JOB -
From the records below, extract all the text exactly and leave the images behind.

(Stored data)
#####

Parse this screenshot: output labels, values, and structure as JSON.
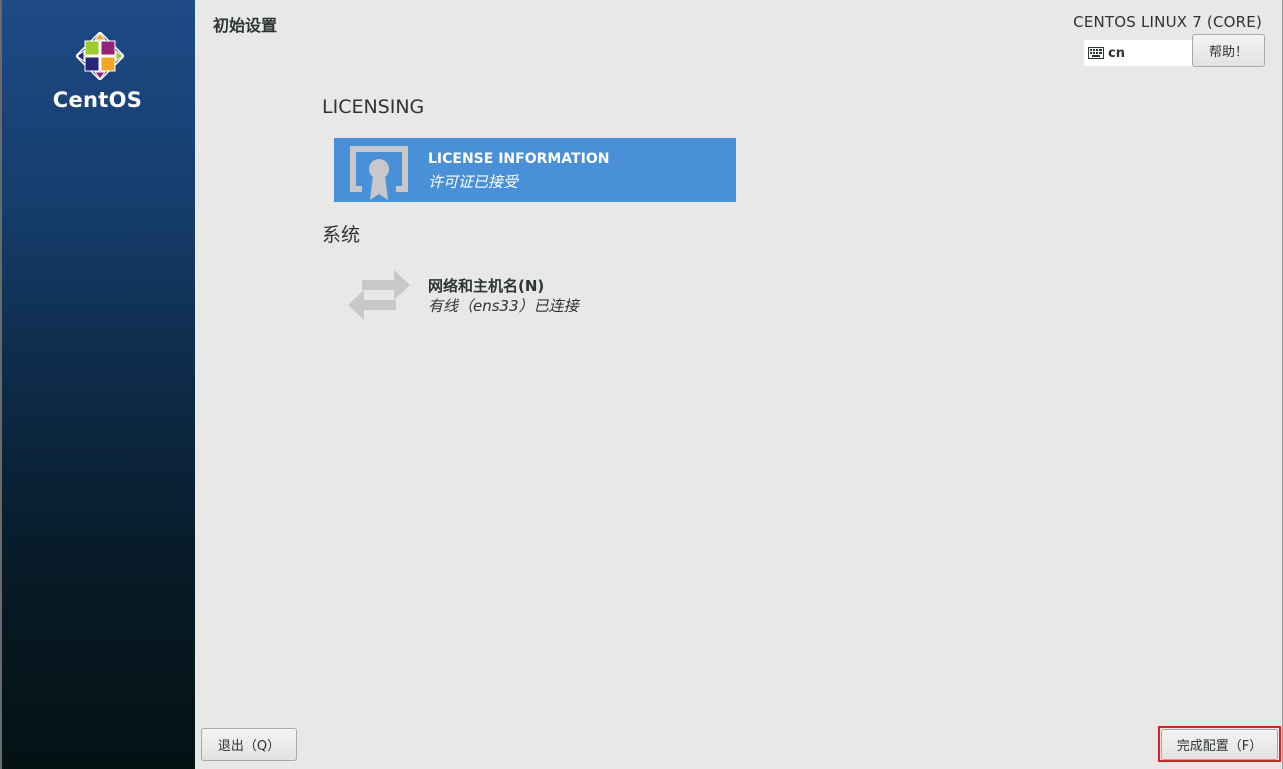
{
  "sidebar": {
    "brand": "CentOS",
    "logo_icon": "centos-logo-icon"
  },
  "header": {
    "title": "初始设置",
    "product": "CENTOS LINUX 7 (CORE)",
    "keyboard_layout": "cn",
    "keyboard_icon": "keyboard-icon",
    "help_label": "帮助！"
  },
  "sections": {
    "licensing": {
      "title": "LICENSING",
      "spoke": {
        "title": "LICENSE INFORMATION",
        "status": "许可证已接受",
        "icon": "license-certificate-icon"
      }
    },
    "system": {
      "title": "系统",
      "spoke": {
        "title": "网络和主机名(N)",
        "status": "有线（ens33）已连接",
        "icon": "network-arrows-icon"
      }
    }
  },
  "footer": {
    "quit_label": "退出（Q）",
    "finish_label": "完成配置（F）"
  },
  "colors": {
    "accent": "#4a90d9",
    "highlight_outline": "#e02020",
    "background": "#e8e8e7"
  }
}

#####

COMPLETE ANSWER -
Parse this screenshot: output labels, values, and structure as JSON.
{
  "sidebar": {
    "brand": "CentOS",
    "logo_icon": "centos-logo-icon"
  },
  "header": {
    "title": "初始设置",
    "product": "CENTOS LINUX 7 (CORE)",
    "keyboard_layout": "cn",
    "keyboard_icon": "keyboard-icon",
    "help_label": "帮助！"
  },
  "sections": {
    "licensing": {
      "title": "LICENSING",
      "spoke": {
        "title": "LICENSE INFORMATION",
        "status": "许可证已接受",
        "icon": "license-certificate-icon"
      }
    },
    "system": {
      "title": "系统",
      "spoke": {
        "title": "网络和主机名(N)",
        "status": "有线（ens33）已连接",
        "icon": "network-arrows-icon"
      }
    }
  },
  "footer": {
    "quit_label": "退出（Q）",
    "finish_label": "完成配置（F）"
  },
  "colors": {
    "accent": "#4a90d9",
    "highlight_outline": "#e02020",
    "background": "#e8e8e7"
  }
}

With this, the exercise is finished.